─── MATERIAL FOR THIS TASK

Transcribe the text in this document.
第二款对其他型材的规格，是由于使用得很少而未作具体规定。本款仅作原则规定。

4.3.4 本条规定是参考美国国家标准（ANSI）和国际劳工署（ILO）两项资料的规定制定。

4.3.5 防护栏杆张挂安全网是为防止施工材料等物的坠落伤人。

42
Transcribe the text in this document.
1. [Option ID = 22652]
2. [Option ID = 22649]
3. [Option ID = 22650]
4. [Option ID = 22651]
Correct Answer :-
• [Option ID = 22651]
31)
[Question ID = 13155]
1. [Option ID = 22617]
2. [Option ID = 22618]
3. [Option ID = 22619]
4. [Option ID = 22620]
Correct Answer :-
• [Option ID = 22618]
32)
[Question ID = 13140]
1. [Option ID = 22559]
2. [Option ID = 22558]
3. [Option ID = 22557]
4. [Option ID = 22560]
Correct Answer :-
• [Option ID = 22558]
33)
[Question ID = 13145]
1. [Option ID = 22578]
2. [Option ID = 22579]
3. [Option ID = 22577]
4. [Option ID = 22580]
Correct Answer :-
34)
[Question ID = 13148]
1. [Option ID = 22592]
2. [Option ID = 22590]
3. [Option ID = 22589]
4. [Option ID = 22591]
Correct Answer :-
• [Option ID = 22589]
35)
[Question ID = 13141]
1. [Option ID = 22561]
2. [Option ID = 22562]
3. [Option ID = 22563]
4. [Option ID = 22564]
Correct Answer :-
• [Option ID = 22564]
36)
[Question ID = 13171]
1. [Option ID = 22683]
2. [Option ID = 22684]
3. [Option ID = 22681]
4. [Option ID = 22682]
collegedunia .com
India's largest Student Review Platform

──────

GIVEN EXERCISE: Produce an exact copy of the whole listing.

THE OUTPUT:
Transcribe the text in this document.
第二款对其他型材的规格，是由于使用得很少而未作具体规定。本款仅作原则规定。

4.3.4 本条规定是参考美国国家标准（ANSI）和国际劳工署（ILO）两项资料的规定制定。

4.3.5 防护栏杆张挂安全网是为防止施工材料等物的坠落伤人。

42
Transcribe the text in this document.
1. [Option ID = 22652]
2. [Option ID = 22649]
3. [Option ID = 22650]
4. [Option ID = 22651]
Correct Answer :-
• [Option ID = 22651]
31)
[Question ID = 13155]
1. [Option ID = 22617]
2. [Option ID = 22618]
3. [Option ID = 22619]
4. [Option ID = 22620]
Correct Answer :-
• [Option ID = 22618]
32)
[Question ID = 13140]
1. [Option ID = 22559]
2. [Option ID = 22558]
3. [Option ID = 22557]
4. [Option ID = 22560]
Correct Answer :-
• [Option ID = 22558]
33)
[Question ID = 13145]
1. [Option ID = 22578]
2. [Option ID = 22579]
3. [Option ID = 22577]
4. [Option ID = 22580]
Correct Answer :-
34)
[Question ID = 13148]
1. [Option ID = 22592]
2. [Option ID = 22590]
3. [Option ID = 22589]
4. [Option ID = 22591]
Correct Answer :-
• [Option ID = 22589]
35)
[Question ID = 13141]
1. [Option ID = 22561]
2. [Option ID = 22562]
3. [Option ID = 22563]
4. [Option ID = 22564]
Correct Answer :-
• [Option ID = 22564]
36)
[Question ID = 13171]
1. [Option ID = 22683]
2. [Option ID = 22684]
3. [Option ID = 22681]
4. [Option ID = 22682]
collegedunia .com
India's largest Student Review Platform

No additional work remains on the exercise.